Quoted passage>
-*-

By Aaron Tilley

Merger deals are rarely simple. But Microsoft Corp. Chief Executive Satya Nadella now is attempting to ink a takeover agreement that satisfies not only both the companies and their shareholders, but two governments in bitter competition for technological clout.

If it pans out, the acquisition of TikTok's U.S. operations from Chinese parent ByteDance Ltd. could be a boon to Microsoft's business, giving it 100 million mostly young users to bolster its consumer-facing operations. But the pursuit of TikTok has put the software giant at the center of the U.S.-China firestorm.

Already, Mr. Nadella has been in an unconventional posture for CEO, having talked with President Trump on the phone about the deal on Sunday. Then, in a statement, the CEO took the unusual step of thanking the president for his personal involvement in the negotiations. On Monday, Mr. Trump insisted that part of the purchase price for the deal go to the U.S. Treasury -- a term some observers called inappropriate.

The stakes are high for Microsoft. The company has big business with the U.S. government and last year won a potentially decadelong, $10 billion cloud-computing contract with the Pentagon, which losing bidder Amazon.com Inc. is contesting. Its China business, Microsoft President Brad Smith in January said, represented 1.8% of total revenue, or more than $2 billion a year. The company doesn't break out China sales in its financial filings.

In China, talk of a TikTok sale has gone down badly. The Global Times, a Communist Party tabloid, derided the situation as "the hunting and looting of TikTok by the U.S. government in conjunction with U.S. high-tech companies." One risk for Microsoft is that the Chinese government retaliates over the company's role in a TikTok deal, political analysts have suggested, such as by targeting the Chinese versions of its Bing search engine or LinkedIn, the business-focused social-media platform that Microsoft bought in 2016.

Microsoft has been able to keep those services running in China even as other tech giants have scaled back, in part by agreeing to abide by the Chinese government's censorship requirements. Facebook Inc.'s service is banned in China. Google pulled its search engine out of the country over the censoring of search results.

What has aided Microsoft's relative success in China has been its concentration under Mr. Nadella on selling to business customers rather than trying to tap consumers. "Because Microsoft has been focused on the enterprise, it's been a lot easier for them to operate in China," said Arun Sundararajan, a professor at New York University's Stern School of Business. "The conflict of interest between Microsoft products and what the Chinese government is interested in controlling are minimal."

-*-

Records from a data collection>
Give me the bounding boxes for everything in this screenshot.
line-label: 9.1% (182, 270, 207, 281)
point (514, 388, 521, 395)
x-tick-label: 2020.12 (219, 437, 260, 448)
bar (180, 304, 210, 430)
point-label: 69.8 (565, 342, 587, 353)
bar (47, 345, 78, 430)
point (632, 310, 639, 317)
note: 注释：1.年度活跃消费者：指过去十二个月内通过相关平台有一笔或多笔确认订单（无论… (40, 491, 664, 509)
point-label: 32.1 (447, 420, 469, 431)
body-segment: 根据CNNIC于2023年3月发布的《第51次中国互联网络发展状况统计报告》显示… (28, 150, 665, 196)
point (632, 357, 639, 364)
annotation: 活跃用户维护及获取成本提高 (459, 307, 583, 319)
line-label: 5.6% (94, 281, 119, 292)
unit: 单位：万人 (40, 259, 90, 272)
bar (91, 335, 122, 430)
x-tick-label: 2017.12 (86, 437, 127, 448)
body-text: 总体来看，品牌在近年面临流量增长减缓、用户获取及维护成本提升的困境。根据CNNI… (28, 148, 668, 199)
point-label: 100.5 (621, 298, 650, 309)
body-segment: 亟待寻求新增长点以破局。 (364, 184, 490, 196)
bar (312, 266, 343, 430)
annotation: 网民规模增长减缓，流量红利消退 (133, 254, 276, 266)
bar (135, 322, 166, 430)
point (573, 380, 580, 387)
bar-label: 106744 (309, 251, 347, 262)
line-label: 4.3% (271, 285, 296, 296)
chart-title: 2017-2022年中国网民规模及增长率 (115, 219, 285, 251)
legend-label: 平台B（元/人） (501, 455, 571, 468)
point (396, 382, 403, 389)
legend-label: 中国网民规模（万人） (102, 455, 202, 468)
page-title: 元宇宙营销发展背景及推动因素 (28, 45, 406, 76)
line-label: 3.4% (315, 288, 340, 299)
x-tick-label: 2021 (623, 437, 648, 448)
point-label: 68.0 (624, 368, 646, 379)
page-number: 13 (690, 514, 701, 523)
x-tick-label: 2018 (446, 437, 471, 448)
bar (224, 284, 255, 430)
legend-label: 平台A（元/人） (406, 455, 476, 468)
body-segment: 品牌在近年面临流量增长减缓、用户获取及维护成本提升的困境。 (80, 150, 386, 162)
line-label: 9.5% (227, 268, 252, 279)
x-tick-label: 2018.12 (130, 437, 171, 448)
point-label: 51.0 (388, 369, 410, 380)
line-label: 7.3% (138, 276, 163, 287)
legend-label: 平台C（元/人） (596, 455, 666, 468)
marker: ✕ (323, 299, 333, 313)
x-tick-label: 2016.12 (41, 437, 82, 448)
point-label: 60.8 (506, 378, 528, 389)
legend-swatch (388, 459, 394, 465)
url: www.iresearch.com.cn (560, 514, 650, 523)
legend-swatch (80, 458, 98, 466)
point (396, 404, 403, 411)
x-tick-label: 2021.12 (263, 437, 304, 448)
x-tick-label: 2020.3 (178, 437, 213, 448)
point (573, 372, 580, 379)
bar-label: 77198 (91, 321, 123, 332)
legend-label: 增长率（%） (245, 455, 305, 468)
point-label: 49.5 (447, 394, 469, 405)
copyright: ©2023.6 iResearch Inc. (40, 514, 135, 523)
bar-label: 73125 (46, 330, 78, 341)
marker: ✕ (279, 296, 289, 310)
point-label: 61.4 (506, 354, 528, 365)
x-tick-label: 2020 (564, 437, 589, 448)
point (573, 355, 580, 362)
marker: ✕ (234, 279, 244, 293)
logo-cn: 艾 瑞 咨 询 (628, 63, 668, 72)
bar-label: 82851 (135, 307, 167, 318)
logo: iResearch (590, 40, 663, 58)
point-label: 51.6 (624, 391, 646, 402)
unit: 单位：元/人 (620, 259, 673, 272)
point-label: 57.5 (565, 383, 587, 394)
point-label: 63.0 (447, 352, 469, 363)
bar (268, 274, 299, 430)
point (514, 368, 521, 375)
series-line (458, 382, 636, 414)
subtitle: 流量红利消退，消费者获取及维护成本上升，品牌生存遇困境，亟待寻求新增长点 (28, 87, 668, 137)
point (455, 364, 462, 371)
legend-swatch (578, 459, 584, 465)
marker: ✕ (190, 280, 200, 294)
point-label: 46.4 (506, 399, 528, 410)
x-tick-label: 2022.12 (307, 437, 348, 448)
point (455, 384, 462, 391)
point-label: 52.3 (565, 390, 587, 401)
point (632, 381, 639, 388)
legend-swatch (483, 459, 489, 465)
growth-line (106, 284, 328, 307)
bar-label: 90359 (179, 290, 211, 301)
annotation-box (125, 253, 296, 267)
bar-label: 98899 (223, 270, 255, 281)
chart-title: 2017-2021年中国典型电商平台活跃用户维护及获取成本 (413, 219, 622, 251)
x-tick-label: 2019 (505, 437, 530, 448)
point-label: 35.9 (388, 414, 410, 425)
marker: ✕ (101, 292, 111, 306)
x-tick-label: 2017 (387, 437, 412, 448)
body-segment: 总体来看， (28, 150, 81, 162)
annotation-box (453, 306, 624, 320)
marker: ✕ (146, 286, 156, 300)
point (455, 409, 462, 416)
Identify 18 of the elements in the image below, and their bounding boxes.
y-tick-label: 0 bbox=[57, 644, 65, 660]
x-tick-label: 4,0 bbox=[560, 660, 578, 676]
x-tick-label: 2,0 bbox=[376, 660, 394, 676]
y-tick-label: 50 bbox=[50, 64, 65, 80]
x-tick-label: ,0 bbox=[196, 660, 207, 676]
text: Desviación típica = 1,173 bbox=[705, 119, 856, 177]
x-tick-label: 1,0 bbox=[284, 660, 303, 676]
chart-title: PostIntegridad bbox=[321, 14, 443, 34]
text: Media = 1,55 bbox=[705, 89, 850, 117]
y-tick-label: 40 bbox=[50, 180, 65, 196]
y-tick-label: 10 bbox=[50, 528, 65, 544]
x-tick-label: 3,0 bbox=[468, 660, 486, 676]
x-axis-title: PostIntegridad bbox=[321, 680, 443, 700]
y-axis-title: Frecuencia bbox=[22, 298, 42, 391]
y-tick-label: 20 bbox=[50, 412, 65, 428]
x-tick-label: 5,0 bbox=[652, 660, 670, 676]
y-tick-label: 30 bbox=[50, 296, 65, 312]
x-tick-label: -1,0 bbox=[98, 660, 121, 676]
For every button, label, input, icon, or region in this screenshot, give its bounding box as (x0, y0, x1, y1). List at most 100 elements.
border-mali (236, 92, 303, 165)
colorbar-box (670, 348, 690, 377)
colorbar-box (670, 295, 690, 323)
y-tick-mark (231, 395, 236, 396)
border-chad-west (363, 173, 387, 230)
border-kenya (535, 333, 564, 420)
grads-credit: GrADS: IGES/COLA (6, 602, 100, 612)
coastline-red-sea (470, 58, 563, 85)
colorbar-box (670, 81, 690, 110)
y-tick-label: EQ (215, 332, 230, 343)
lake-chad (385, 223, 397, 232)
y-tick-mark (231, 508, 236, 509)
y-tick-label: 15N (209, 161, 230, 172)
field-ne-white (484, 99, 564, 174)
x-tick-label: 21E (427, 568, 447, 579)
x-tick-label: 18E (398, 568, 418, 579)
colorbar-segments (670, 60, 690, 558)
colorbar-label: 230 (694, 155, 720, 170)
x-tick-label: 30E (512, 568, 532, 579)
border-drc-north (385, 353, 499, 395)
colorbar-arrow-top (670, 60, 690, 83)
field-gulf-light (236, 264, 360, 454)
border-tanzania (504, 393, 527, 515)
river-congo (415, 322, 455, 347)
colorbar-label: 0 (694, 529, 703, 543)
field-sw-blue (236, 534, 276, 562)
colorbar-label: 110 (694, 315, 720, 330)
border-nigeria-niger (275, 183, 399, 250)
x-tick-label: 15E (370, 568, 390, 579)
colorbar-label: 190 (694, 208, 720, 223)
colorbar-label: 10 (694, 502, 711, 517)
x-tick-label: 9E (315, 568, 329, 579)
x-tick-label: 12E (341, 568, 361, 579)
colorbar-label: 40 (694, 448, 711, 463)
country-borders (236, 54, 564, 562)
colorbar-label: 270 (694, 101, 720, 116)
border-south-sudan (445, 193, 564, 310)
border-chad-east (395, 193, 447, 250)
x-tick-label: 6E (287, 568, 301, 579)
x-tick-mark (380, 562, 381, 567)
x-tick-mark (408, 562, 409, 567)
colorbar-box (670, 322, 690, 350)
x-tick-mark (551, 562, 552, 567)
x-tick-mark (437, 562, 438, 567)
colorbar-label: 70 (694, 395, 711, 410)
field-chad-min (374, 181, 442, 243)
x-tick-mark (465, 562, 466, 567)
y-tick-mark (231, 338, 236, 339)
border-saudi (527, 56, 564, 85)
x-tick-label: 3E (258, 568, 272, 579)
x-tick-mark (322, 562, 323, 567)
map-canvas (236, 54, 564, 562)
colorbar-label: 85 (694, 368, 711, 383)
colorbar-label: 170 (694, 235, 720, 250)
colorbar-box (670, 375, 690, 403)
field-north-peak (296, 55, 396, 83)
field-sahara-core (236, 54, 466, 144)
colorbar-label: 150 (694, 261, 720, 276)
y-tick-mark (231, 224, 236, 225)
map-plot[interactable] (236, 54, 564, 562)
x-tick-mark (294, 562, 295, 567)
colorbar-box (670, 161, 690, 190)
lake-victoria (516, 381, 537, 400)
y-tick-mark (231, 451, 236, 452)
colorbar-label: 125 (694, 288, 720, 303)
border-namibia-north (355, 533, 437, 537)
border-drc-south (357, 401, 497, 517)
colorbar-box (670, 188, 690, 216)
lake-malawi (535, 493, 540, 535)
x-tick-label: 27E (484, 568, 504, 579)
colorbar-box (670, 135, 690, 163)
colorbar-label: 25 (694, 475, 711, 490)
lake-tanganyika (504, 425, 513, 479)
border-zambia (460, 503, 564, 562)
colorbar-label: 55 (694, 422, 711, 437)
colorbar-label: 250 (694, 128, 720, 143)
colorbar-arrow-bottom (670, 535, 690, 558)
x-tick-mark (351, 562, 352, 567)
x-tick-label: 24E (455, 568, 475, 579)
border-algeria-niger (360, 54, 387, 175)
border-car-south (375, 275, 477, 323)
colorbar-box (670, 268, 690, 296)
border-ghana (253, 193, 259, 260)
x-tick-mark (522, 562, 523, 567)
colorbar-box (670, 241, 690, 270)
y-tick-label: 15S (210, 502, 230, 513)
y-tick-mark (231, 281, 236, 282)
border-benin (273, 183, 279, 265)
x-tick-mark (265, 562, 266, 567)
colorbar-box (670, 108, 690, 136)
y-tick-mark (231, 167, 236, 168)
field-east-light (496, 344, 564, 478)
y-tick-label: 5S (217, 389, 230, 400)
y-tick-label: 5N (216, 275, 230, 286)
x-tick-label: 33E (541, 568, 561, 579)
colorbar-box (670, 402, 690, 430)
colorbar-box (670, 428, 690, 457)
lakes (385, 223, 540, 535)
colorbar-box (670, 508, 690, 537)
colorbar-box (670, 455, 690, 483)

-*-

Exercise goal>
Reproduce the Microsoft and TikTok article word for word, everything from "In China, talk" down to "of search results.". You won't need the entries above for anything here.

Complete answer>
In China, talk of a TikTok sale has gone down badly. The Global Times, a Communist Party tabloid, derided the situation as "the hunting and looting of TikTok by the U.S. government in conjunction with U.S. high-tech companies." One risk for Microsoft is that the Chinese government retaliates over the company's role in a TikTok deal, political analysts have suggested, such as by targeting the Chinese versions of its Bing search engine or LinkedIn, the business-focused social-media platform that Microsoft bought in 2016.

Microsoft has been able to keep those services running in China even as other tech giants have scaled back, in part by agreeing to abide by the Chinese government's censorship requirements. Facebook Inc.'s service is banned in China. Google pulled its search engine out of the country over the censoring of search results.